◆ Work to complete ◆
Gather up the lines that contain "type".

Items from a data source
[Begin]
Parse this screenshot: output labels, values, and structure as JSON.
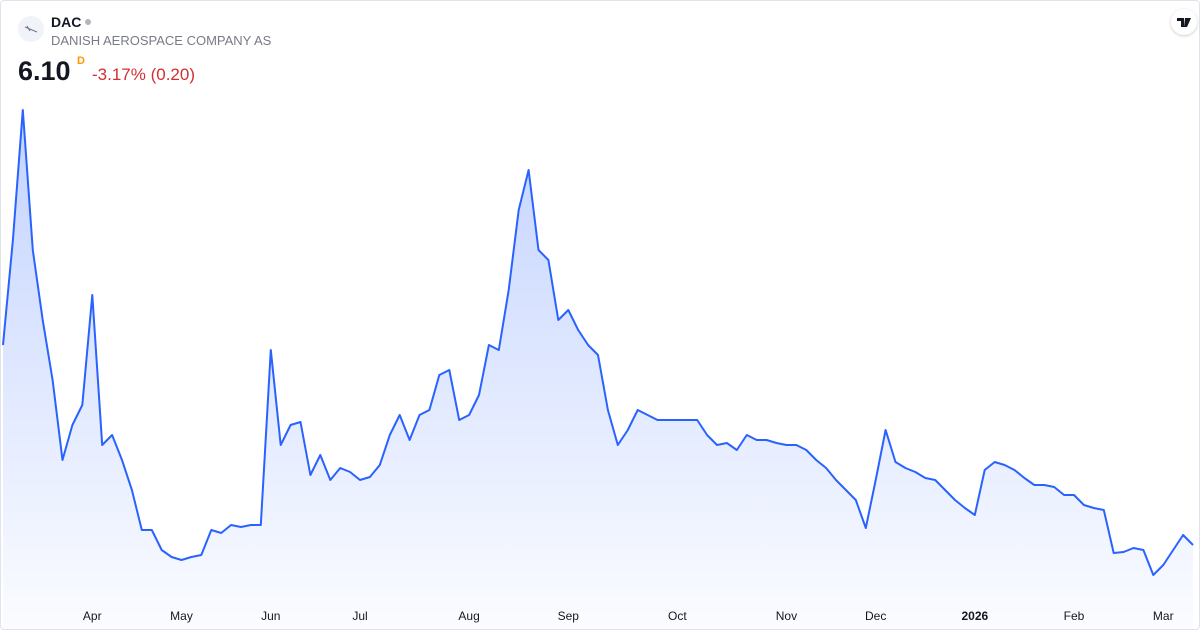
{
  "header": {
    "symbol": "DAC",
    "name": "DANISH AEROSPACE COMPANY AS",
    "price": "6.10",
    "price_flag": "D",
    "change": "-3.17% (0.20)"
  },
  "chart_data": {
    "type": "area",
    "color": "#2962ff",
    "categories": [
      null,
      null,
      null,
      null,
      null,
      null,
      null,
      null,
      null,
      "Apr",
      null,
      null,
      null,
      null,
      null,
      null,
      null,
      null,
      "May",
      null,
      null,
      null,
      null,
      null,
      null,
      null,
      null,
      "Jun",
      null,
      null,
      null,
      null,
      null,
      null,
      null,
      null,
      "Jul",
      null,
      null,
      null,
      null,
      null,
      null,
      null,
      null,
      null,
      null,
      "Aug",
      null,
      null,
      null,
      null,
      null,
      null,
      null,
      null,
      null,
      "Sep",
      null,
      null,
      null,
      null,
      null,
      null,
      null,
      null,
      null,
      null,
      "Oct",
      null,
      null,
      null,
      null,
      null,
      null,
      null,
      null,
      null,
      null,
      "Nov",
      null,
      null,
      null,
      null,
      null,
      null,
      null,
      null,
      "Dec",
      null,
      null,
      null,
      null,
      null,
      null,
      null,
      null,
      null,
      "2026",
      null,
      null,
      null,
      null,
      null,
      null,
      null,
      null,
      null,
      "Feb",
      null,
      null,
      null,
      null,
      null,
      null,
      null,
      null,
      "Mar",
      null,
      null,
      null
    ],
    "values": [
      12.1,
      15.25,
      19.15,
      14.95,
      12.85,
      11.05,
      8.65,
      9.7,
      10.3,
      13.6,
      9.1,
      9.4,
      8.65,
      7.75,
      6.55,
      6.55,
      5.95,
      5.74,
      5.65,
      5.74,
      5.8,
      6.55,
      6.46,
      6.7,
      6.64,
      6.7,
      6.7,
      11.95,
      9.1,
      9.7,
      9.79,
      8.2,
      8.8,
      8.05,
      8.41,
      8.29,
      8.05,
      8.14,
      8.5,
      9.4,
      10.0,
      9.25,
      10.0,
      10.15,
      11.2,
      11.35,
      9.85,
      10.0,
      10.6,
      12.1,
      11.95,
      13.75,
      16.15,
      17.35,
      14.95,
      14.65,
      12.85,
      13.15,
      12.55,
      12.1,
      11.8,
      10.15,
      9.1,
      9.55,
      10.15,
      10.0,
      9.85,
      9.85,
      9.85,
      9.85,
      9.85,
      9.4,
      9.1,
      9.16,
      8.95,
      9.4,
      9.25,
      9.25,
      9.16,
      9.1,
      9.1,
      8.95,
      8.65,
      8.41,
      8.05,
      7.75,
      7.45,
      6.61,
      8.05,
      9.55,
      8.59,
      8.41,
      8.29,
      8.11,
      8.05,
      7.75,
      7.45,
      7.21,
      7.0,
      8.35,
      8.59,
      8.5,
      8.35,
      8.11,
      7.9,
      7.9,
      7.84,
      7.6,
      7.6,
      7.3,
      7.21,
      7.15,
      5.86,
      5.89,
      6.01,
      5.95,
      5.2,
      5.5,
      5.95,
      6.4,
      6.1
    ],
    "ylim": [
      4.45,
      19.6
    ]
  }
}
[End]
[Begin]
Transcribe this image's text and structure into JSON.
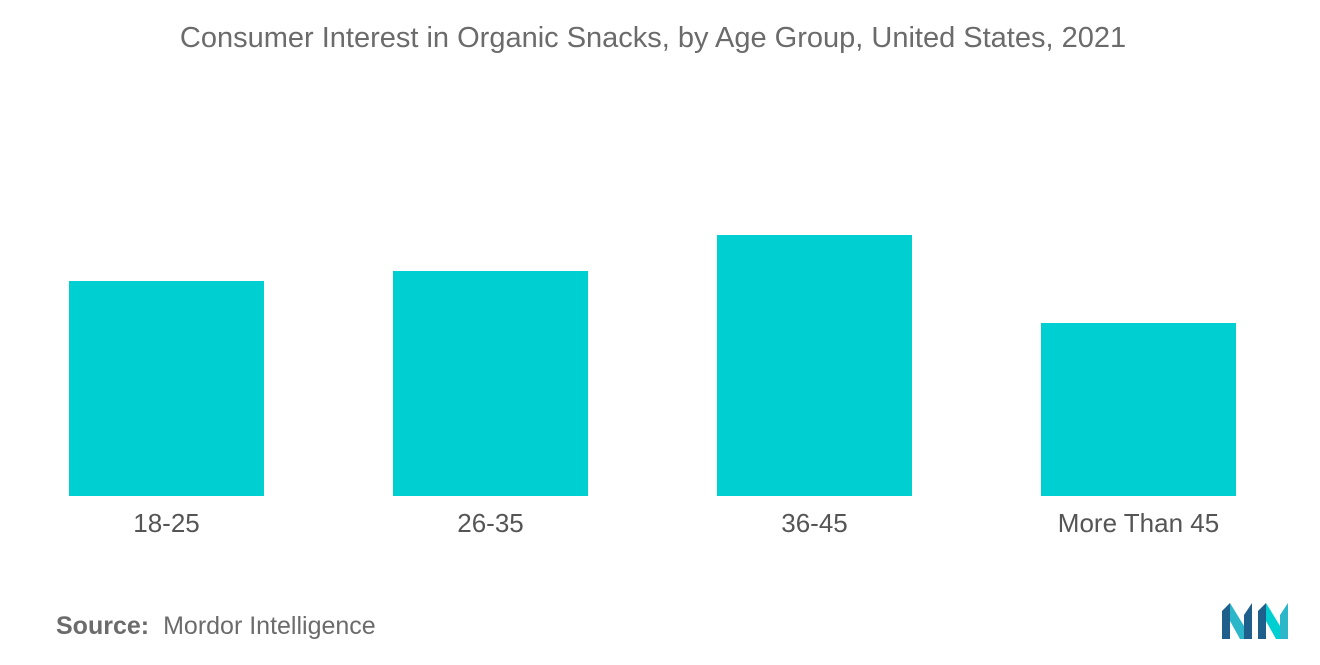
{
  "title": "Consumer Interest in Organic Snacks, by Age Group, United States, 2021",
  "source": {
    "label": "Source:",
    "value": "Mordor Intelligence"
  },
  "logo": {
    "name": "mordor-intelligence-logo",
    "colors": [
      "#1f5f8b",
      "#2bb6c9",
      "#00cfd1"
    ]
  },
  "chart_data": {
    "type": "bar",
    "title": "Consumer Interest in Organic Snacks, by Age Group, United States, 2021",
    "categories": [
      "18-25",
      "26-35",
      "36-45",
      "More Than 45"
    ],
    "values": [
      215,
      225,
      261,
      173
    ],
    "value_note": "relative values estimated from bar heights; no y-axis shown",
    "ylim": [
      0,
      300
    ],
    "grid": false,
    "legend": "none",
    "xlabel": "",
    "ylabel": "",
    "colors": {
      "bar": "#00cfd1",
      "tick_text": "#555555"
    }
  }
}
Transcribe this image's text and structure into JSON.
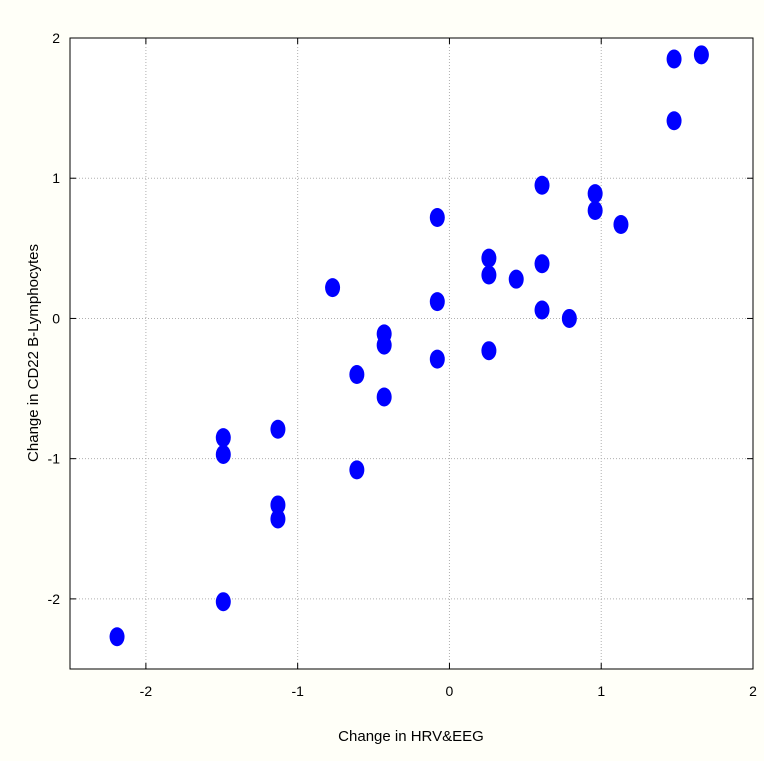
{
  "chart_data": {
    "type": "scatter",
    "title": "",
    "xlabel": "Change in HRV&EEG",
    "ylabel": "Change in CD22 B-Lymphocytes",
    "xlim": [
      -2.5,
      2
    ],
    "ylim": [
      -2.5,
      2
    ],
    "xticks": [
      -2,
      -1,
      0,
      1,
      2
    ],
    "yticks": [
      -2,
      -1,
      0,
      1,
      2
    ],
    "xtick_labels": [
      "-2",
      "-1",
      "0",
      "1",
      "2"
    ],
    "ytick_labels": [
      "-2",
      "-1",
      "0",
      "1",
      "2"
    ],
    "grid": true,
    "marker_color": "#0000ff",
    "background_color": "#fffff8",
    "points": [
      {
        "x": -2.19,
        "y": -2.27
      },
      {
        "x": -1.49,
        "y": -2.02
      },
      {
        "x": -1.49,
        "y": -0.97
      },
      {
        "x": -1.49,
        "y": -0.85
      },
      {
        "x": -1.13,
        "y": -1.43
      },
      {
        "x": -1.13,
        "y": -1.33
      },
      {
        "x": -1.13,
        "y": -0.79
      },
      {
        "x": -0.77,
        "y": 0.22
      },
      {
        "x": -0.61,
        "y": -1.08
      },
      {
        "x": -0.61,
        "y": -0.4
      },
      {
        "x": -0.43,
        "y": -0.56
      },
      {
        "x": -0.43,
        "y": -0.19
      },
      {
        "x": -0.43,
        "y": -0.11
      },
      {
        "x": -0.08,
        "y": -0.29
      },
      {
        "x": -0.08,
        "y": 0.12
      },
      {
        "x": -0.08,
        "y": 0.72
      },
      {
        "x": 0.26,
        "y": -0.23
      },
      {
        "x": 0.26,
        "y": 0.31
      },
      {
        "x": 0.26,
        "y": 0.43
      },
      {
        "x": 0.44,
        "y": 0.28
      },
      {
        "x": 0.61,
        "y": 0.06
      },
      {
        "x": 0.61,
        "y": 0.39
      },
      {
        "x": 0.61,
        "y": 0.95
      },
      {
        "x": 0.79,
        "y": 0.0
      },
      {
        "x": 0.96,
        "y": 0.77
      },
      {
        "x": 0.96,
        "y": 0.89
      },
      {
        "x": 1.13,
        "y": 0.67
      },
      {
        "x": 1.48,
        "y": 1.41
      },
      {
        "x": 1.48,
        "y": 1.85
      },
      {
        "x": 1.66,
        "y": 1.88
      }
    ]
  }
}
[End]
[Begin]
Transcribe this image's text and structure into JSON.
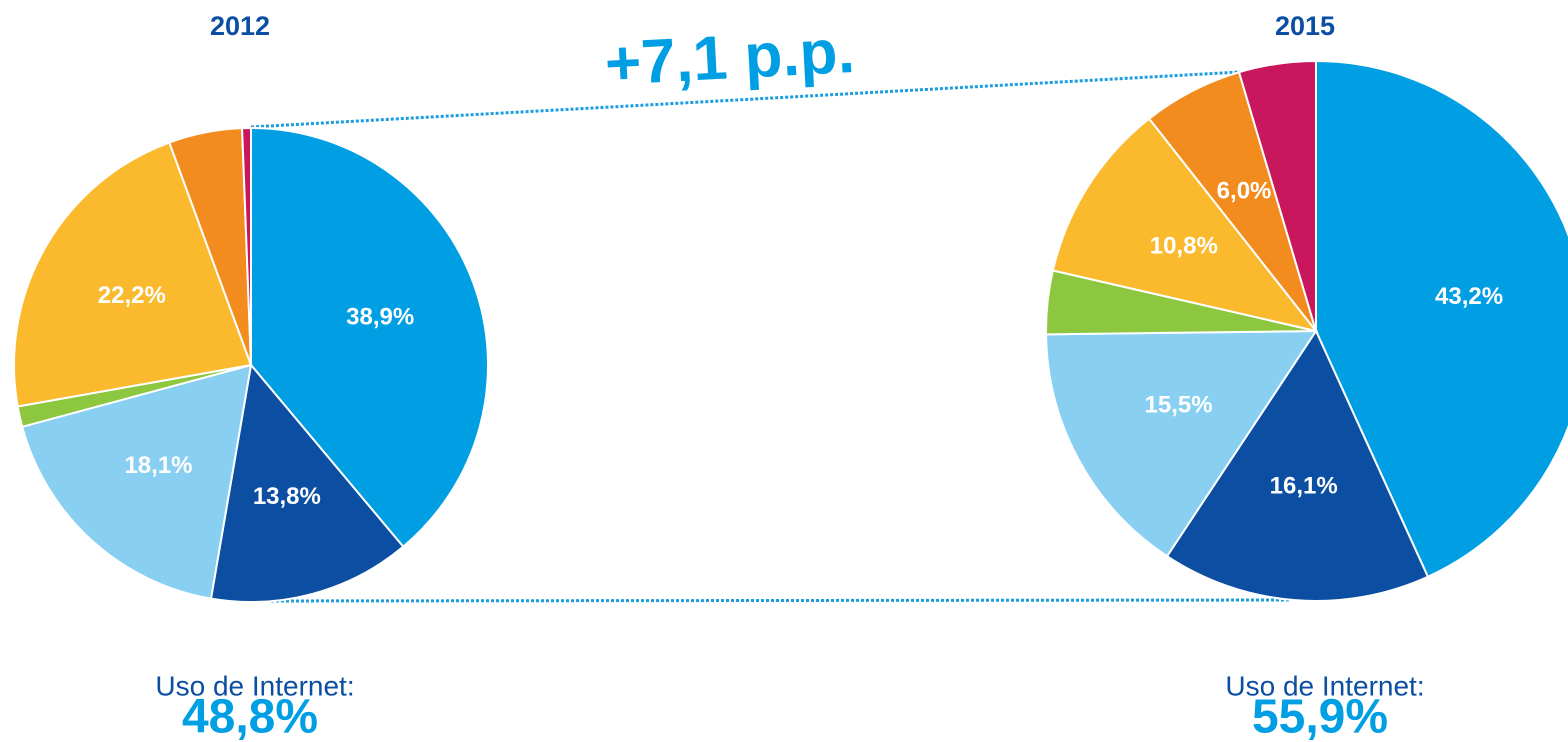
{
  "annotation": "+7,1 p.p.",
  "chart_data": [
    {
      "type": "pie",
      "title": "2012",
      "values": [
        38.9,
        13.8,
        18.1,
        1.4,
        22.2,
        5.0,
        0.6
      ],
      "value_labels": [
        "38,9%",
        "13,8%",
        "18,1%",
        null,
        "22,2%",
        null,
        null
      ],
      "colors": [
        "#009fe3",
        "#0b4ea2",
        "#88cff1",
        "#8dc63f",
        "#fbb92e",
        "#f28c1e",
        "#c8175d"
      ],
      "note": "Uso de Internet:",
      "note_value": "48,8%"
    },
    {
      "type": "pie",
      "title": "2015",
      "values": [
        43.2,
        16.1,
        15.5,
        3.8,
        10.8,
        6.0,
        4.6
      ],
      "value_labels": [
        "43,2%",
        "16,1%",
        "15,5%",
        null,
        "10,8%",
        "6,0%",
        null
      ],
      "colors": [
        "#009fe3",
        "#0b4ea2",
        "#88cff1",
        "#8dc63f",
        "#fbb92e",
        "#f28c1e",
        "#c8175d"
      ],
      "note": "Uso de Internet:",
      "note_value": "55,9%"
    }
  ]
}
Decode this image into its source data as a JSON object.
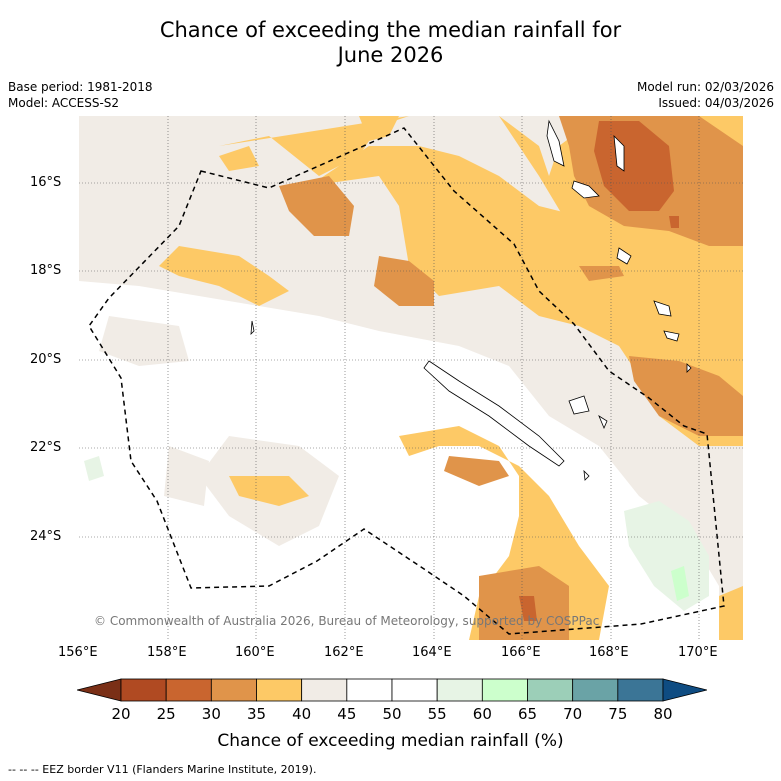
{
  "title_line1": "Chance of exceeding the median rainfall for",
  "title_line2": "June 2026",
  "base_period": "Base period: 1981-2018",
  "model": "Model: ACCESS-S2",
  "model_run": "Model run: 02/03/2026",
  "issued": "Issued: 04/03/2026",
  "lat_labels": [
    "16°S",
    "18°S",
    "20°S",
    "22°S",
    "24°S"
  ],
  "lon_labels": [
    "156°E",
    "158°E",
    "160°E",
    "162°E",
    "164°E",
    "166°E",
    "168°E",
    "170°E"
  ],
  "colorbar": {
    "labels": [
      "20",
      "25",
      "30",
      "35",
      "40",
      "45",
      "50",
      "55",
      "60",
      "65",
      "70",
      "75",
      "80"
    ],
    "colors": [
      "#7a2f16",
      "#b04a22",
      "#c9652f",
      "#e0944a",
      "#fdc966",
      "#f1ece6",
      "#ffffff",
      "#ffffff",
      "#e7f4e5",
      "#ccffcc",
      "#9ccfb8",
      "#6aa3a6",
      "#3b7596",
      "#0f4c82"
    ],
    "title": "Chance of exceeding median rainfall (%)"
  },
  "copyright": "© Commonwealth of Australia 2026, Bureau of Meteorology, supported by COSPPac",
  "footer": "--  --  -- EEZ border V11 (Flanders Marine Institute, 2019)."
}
[End]
◆ Task output ◆
    "type": "area",
    "type": "bar",
    "type": "scatter",
      "type": "pie",
      "type": "pie",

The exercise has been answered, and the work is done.